**What you will do**:
Go through the records line by line and work out how many lines hold the word "milionů". Answer with the number only.

************

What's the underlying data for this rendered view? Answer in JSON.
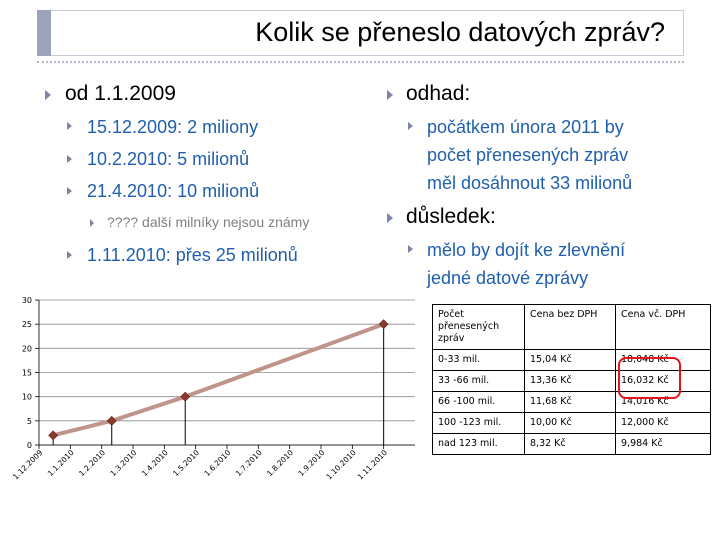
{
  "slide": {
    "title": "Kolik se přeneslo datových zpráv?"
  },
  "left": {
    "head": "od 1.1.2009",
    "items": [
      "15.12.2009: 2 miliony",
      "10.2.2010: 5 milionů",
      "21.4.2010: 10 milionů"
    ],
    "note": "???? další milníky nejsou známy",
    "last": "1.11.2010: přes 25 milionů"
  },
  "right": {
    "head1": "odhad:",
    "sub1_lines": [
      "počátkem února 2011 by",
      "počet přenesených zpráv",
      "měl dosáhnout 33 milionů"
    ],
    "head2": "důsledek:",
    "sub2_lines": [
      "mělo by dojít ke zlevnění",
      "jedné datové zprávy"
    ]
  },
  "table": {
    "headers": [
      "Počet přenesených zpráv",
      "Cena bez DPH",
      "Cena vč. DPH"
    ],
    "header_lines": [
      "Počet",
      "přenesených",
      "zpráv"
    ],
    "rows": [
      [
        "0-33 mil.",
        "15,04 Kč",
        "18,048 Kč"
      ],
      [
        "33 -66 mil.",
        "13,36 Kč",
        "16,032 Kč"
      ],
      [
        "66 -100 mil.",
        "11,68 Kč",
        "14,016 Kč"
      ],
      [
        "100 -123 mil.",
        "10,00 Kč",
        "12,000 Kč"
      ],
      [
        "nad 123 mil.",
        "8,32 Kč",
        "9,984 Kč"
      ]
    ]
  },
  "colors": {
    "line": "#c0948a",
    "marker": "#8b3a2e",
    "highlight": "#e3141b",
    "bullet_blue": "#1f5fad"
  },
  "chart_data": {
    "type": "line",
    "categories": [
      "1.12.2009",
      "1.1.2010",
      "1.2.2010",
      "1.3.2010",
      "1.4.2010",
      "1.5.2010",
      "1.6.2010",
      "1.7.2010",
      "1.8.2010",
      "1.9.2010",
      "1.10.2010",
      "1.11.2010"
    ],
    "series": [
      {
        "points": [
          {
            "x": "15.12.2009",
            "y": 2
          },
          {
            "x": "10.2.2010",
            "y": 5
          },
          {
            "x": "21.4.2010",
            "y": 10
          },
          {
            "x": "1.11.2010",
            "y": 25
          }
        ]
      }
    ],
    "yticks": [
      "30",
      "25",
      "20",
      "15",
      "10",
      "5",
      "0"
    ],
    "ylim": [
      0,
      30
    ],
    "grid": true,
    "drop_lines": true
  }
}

************

**Response to the exercise**:
4